> [Supplied information]:

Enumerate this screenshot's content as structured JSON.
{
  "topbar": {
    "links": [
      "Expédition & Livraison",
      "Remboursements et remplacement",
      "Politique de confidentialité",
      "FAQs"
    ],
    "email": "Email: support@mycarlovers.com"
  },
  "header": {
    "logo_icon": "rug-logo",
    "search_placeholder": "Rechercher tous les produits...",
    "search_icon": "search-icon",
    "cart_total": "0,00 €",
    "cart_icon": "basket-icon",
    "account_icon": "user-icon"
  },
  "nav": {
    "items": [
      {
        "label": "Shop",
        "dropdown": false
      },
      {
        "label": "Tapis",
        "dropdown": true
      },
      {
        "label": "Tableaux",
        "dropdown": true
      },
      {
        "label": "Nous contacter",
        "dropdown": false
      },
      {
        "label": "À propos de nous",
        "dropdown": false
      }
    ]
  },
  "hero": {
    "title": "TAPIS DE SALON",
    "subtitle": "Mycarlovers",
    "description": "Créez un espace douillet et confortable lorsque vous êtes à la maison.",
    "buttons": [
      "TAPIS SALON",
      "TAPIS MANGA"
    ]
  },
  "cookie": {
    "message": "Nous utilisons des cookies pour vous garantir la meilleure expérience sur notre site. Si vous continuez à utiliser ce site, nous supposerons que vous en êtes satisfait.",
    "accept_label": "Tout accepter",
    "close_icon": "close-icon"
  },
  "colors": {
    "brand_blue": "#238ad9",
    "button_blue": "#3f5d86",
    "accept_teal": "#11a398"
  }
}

> [Task directions]:
Your task is to repeat every line exactly.

> [Answer below]:
Enumerate this screenshot's content as structured JSON.
{
  "topbar": {
    "links": [
      "Expédition & Livraison",
      "Remboursements et remplacement",
      "Politique de confidentialité",
      "FAQs"
    ],
    "email": "Email: support@mycarlovers.com"
  },
  "header": {
    "logo_icon": "rug-logo",
    "search_placeholder": "Rechercher tous les produits...",
    "search_icon": "search-icon",
    "cart_total": "0,00 €",
    "cart_icon": "basket-icon",
    "account_icon": "user-icon"
  },
  "nav": {
    "items": [
      {
        "label": "Shop",
        "dropdown": false
      },
      {
        "label": "Tapis",
        "dropdown": true
      },
      {
        "label": "Tableaux",
        "dropdown": true
      },
      {
        "label": "Nous contacter",
        "dropdown": false
      },
      {
        "label": "À propos de nous",
        "dropdown": false
      }
    ]
  },
  "hero": {
    "title": "TAPIS DE SALON",
    "subtitle": "Mycarlovers",
    "description": "Créez un espace douillet et confortable lorsque vous êtes à la maison.",
    "buttons": [
      "TAPIS SALON",
      "TAPIS MANGA"
    ]
  },
  "cookie": {
    "message": "Nous utilisons des cookies pour vous garantir la meilleure expérience sur notre site. Si vous continuez à utiliser ce site, nous supposerons que vous en êtes satisfait.",
    "accept_label": "Tout accepter",
    "close_icon": "close-icon"
  },
  "colors": {
    "brand_blue": "#238ad9",
    "button_blue": "#3f5d86",
    "accept_teal": "#11a398"
  }
}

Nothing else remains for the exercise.